- Given instruction -
Keep only the lines where "image" appears.

--- --- ---

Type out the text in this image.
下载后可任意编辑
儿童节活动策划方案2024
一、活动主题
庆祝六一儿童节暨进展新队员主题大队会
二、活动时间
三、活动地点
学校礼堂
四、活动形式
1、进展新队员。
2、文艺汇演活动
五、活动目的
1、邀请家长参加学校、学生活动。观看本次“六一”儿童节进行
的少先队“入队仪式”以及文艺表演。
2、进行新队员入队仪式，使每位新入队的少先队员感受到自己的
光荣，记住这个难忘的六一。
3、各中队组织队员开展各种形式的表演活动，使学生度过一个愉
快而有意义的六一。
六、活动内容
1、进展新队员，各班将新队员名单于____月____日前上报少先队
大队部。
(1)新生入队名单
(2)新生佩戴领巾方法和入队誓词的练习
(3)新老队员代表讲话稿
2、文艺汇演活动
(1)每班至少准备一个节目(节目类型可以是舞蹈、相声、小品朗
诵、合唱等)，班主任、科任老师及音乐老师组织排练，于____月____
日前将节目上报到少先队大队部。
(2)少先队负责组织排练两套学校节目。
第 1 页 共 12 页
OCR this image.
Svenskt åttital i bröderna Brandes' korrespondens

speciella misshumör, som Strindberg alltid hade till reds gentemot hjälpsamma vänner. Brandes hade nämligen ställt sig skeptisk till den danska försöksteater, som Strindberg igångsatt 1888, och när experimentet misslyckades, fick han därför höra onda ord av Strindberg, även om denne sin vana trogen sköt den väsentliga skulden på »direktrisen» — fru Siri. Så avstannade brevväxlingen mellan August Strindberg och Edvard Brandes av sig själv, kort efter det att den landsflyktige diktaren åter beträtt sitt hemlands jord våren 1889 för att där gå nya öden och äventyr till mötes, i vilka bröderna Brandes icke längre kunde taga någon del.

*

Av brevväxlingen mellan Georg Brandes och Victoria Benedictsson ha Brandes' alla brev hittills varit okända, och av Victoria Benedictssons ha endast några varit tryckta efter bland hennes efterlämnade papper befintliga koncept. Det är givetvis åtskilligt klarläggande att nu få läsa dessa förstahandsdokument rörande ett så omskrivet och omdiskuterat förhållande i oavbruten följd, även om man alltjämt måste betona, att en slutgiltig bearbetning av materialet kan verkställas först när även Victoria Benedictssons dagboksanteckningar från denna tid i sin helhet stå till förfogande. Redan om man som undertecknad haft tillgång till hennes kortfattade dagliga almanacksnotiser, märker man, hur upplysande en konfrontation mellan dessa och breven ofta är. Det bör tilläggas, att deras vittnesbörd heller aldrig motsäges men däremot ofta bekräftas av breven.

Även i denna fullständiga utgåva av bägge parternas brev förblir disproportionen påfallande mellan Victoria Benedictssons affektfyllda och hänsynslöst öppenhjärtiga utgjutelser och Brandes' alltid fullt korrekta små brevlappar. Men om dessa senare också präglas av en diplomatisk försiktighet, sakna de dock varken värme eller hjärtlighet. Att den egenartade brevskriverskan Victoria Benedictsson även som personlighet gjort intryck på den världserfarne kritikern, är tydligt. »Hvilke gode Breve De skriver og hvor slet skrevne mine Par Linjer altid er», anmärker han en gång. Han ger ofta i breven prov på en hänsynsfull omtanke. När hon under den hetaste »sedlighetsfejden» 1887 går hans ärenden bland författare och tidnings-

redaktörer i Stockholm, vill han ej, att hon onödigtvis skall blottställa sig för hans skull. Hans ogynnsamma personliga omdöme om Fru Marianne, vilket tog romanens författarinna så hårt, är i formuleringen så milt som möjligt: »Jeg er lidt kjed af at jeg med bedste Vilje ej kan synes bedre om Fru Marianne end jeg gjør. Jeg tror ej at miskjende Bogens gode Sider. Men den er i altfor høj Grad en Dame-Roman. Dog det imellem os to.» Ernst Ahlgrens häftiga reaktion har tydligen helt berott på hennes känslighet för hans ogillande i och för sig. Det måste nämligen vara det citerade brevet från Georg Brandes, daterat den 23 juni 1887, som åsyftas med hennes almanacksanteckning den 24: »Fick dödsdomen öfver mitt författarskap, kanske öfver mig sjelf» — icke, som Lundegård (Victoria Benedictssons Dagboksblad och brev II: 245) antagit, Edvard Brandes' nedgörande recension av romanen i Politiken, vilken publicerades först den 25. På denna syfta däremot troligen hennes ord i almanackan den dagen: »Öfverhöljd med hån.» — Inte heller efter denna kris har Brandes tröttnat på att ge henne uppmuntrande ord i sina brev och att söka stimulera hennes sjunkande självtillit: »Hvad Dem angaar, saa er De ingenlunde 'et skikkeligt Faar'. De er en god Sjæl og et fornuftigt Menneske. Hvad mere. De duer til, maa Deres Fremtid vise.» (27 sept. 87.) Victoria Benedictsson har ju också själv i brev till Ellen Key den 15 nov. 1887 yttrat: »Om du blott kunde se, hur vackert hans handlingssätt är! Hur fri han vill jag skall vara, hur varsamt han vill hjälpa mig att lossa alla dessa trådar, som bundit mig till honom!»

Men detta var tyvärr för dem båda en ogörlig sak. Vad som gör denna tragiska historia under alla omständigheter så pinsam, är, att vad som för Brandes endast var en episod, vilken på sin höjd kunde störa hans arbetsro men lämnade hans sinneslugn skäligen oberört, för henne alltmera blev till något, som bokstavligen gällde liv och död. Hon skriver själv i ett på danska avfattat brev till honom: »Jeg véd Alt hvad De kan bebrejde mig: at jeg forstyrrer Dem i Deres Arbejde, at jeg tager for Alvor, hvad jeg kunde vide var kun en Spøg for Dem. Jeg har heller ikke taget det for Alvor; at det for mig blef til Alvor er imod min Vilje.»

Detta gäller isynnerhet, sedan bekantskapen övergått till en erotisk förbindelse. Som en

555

--- --- ---

- Output of the task -
Type out the text in this image.
OCR this image.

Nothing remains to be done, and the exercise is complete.